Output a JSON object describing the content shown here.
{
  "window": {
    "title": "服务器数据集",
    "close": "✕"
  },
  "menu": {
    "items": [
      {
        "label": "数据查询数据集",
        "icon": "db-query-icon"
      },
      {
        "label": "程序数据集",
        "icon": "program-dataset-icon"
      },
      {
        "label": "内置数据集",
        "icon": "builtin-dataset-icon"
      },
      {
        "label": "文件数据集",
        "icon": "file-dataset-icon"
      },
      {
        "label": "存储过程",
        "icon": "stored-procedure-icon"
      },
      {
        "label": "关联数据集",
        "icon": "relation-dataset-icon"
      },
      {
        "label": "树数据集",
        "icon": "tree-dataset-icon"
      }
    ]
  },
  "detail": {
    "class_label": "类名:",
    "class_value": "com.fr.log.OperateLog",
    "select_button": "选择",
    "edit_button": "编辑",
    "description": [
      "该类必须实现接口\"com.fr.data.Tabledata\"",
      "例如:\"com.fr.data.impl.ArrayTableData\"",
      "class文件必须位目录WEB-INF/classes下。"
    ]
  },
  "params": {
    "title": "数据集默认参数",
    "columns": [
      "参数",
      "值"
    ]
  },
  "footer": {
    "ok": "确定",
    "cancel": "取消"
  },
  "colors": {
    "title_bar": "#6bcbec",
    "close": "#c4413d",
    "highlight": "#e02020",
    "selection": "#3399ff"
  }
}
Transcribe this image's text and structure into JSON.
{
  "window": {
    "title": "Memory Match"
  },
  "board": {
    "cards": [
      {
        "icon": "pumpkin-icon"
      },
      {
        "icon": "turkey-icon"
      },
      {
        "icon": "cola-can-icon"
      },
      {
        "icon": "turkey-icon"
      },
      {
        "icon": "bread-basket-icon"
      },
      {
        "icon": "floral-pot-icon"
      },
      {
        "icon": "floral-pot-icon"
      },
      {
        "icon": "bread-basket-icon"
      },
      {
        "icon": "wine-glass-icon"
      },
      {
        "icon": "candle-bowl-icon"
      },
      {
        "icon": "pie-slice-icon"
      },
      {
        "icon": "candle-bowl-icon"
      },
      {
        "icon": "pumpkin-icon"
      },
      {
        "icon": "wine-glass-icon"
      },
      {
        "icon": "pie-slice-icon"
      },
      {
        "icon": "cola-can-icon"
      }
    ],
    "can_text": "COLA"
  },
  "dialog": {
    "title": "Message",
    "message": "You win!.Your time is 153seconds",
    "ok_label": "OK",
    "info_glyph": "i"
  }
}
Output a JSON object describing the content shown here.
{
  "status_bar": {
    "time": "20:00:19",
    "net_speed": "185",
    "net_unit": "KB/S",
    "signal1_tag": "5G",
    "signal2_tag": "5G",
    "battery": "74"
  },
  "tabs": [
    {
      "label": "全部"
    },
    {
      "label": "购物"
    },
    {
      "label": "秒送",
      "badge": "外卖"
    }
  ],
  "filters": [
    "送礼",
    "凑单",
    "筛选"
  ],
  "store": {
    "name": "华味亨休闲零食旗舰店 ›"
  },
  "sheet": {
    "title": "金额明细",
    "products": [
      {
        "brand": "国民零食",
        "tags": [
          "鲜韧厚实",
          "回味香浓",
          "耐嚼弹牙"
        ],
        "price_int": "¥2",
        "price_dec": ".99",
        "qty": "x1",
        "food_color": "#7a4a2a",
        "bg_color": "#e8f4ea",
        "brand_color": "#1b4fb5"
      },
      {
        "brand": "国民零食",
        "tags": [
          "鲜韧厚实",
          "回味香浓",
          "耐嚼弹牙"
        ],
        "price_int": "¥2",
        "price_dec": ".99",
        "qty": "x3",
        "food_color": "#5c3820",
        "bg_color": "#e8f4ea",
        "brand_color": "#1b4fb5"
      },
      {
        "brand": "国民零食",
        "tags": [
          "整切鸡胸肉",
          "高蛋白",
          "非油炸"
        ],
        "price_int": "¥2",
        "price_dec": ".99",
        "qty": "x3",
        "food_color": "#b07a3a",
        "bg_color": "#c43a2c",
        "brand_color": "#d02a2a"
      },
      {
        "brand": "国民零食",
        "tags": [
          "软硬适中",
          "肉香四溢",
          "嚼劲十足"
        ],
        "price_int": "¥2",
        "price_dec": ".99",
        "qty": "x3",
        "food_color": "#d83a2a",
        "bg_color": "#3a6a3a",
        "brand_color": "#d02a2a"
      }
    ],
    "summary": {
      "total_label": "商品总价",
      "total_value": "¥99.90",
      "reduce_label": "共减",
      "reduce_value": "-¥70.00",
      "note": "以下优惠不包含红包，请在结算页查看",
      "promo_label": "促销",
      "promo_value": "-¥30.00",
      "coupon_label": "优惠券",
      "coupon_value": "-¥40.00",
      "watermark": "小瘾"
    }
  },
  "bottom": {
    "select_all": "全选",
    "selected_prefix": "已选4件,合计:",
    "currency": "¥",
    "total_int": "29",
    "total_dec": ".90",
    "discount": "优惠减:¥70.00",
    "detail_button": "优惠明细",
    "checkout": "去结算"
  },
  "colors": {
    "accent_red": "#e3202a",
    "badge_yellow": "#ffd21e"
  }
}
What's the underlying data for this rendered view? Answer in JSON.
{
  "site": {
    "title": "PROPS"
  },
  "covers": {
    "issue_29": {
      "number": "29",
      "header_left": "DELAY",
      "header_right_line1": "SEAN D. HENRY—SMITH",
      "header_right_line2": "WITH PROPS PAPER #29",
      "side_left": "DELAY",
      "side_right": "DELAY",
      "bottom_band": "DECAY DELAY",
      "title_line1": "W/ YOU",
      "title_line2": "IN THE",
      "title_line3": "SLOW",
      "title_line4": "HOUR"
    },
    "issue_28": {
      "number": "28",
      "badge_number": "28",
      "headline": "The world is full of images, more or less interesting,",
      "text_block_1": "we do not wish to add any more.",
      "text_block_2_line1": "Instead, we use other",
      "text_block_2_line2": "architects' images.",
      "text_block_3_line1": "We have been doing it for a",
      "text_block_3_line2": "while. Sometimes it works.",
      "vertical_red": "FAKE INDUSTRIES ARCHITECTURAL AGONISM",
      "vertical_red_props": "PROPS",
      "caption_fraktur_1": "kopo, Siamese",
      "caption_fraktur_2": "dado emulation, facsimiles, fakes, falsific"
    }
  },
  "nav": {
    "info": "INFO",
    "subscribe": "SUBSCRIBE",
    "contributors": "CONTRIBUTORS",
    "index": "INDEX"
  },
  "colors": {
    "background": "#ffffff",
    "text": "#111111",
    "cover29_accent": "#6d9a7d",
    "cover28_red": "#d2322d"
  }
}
====================
**Work required**
Extract the listing in its entirety and repeat it exactly.

**Solved exercise**
Output a JSON object describing the content shown here.
{
  "window": {
    "title": "服务器数据集",
    "close": "✕"
  },
  "menu": {
    "items": [
      {
        "label": "数据查询数据集",
        "icon": "db-query-icon"
      },
      {
        "label": "程序数据集",
        "icon": "program-dataset-icon"
      },
      {
        "label": "内置数据集",
        "icon": "builtin-dataset-icon"
      },
      {
        "label": "文件数据集",
        "icon": "file-dataset-icon"
      },
      {
        "label": "存储过程",
        "icon": "stored-procedure-icon"
      },
      {
        "label": "关联数据集",
        "icon": "relation-dataset-icon"
      },
      {
        "label": "树数据集",
        "icon": "tree-dataset-icon"
      }
    ]
  },
  "detail": {
    "class_label": "类名:",
    "class_value": "com.fr.log.OperateLog",
    "select_button": "选择",
    "edit_button": "编辑",
    "description": [
      "该类必须实现接口\"com.fr.data.Tabledata\"",
      "例如:\"com.fr.data.impl.ArrayTableData\"",
      "class文件必须位目录WEB-INF/classes下。"
    ]
  },
  "params": {
    "title": "数据集默认参数",
    "columns": [
      "参数",
      "值"
    ]
  },
  "footer": {
    "ok": "确定",
    "cancel": "取消"
  },
  "colors": {
    "title_bar": "#6bcbec",
    "close": "#c4413d",
    "highlight": "#e02020",
    "selection": "#3399ff"
  }
}
Transcribe this image's text and structure into JSON.
{
  "window": {
    "title": "Memory Match"
  },
  "board": {
    "cards": [
      {
        "icon": "pumpkin-icon"
      },
      {
        "icon": "turkey-icon"
      },
      {
        "icon": "cola-can-icon"
      },
      {
        "icon": "turkey-icon"
      },
      {
        "icon": "bread-basket-icon"
      },
      {
        "icon": "floral-pot-icon"
      },
      {
        "icon": "floral-pot-icon"
      },
      {
        "icon": "bread-basket-icon"
      },
      {
        "icon": "wine-glass-icon"
      },
      {
        "icon": "candle-bowl-icon"
      },
      {
        "icon": "pie-slice-icon"
      },
      {
        "icon": "candle-bowl-icon"
      },
      {
        "icon": "pumpkin-icon"
      },
      {
        "icon": "wine-glass-icon"
      },
      {
        "icon": "pie-slice-icon"
      },
      {
        "icon": "cola-can-icon"
      }
    ],
    "can_text": "COLA"
  },
  "dialog": {
    "title": "Message",
    "message": "You win!.Your time is 153seconds",
    "ok_label": "OK",
    "info_glyph": "i"
  }
}
Output a JSON object describing the content shown here.
{
  "status_bar": {
    "time": "20:00:19",
    "net_speed": "185",
    "net_unit": "KB/S",
    "signal1_tag": "5G",
    "signal2_tag": "5G",
    "battery": "74"
  },
  "tabs": [
    {
      "label": "全部"
    },
    {
      "label": "购物"
    },
    {
      "label": "秒送",
      "badge": "外卖"
    }
  ],
  "filters": [
    "送礼",
    "凑单",
    "筛选"
  ],
  "store": {
    "name": "华味亨休闲零食旗舰店 ›"
  },
  "sheet": {
    "title": "金额明细",
    "products": [
      {
        "brand": "国民零食",
        "tags": [
          "鲜韧厚实",
          "回味香浓",
          "耐嚼弹牙"
        ],
        "price_int": "¥2",
        "price_dec": ".99",
        "qty": "x1",
        "food_color": "#7a4a2a",
        "bg_color": "#e8f4ea",
        "brand_color": "#1b4fb5"
      },
      {
        "brand": "国民零食",
        "tags": [
          "鲜韧厚实",
          "回味香浓",
          "耐嚼弹牙"
        ],
        "price_int": "¥2",
        "price_dec": ".99",
        "qty": "x3",
        "food_color": "#5c3820",
        "bg_color": "#e8f4ea",
        "brand_color": "#1b4fb5"
      },
      {
        "brand": "国民零食",
        "tags": [
          "整切鸡胸肉",
          "高蛋白",
          "非油炸"
        ],
        "price_int": "¥2",
        "price_dec": ".99",
        "qty": "x3",
        "food_color": "#b07a3a",
        "bg_color": "#c43a2c",
        "brand_color": "#d02a2a"
      },
      {
        "brand": "国民零食",
        "tags": [
          "软硬适中",
          "肉香四溢",
          "嚼劲十足"
        ],
        "price_int": "¥2",
        "price_dec": ".99",
        "qty": "x3",
        "food_color": "#d83a2a",
        "bg_color": "#3a6a3a",
        "brand_color": "#d02a2a"
      }
    ],
    "summary": {
      "total_label": "商品总价",
      "total_value": "¥99.90",
      "reduce_label": "共减",
      "reduce_value": "-¥70.00",
      "note": "以下优惠不包含红包，请在结算页查看",
      "promo_label": "促销",
      "promo_value": "-¥30.00",
      "coupon_label": "优惠券",
      "coupon_value": "-¥40.00",
      "watermark": "小瘾"
    }
  },
  "bottom": {
    "select_all": "全选",
    "selected_prefix": "已选4件,合计:",
    "currency": "¥",
    "total_int": "29",
    "total_dec": ".90",
    "discount": "优惠减:¥70.00",
    "detail_button": "优惠明细",
    "checkout": "去结算"
  },
  "colors": {
    "accent_red": "#e3202a",
    "badge_yellow": "#ffd21e"
  }
}
What's the underlying data for this rendered view? Answer in JSON.
{
  "site": {
    "title": "PROPS"
  },
  "covers": {
    "issue_29": {
      "number": "29",
      "header_left": "DELAY",
      "header_right_line1": "SEAN D. HENRY—SMITH",
      "header_right_line2": "WITH PROPS PAPER #29",
      "side_left": "DELAY",
      "side_right": "DELAY",
      "bottom_band": "DECAY DELAY",
      "title_line1": "W/ YOU",
      "title_line2": "IN THE",
      "title_line3": "SLOW",
      "title_line4": "HOUR"
    },
    "issue_28": {
      "number": "28",
      "badge_number": "28",
      "headline": "The world is full of images, more or less interesting,",
      "text_block_1": "we do not wish to add any more.",
      "text_block_2_line1": "Instead, we use other",
      "text_block_2_line2": "architects' images.",
      "text_block_3_line1": "We have been doing it for a",
      "text_block_3_line2": "while. Sometimes it works.",
      "vertical_red": "FAKE INDUSTRIES ARCHITECTURAL AGONISM",
      "vertical_red_props": "PROPS",
      "caption_fraktur_1": "kopo, Siamese",
      "caption_fraktur_2": "dado emulation, facsimiles, fakes, falsific"
    }
  },
  "nav": {
    "info": "INFO",
    "subscribe": "SUBSCRIBE",
    "contributors": "CONTRIBUTORS",
    "index": "INDEX"
  },
  "colors": {
    "background": "#ffffff",
    "text": "#111111",
    "cover29_accent": "#6d9a7d",
    "cover28_red": "#d2322d"
  }
}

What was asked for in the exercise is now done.